## Exercise
Check every line of the data below for the string "leren", and copy the ones that hold it.

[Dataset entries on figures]
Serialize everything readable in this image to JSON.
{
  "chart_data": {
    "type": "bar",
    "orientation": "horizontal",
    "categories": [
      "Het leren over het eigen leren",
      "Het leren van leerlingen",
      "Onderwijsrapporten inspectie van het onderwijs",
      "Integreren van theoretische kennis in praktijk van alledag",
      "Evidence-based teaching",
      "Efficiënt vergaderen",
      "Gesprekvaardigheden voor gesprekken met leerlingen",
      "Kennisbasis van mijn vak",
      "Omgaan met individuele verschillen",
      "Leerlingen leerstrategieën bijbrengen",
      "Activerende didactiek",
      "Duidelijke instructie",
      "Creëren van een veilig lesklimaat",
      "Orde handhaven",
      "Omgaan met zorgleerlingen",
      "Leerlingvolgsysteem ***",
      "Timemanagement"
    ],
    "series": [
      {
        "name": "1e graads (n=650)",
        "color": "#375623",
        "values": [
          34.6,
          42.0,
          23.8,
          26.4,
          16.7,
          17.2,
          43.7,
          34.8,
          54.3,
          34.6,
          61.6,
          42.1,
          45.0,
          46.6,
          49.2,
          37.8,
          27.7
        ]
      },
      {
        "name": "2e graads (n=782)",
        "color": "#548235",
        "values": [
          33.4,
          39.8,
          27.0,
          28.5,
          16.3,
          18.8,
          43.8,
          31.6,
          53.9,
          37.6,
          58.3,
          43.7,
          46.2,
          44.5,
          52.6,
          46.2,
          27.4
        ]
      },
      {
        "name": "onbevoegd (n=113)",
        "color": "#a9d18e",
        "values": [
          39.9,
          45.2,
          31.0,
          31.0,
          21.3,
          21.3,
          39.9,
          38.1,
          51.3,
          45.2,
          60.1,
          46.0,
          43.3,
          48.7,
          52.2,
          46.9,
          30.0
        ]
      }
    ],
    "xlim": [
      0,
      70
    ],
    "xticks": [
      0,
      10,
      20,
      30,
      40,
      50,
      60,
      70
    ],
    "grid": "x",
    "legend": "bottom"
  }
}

## Result of the exercise
      "Het leren over het eigen leren",
      "Het leren van leerlingen",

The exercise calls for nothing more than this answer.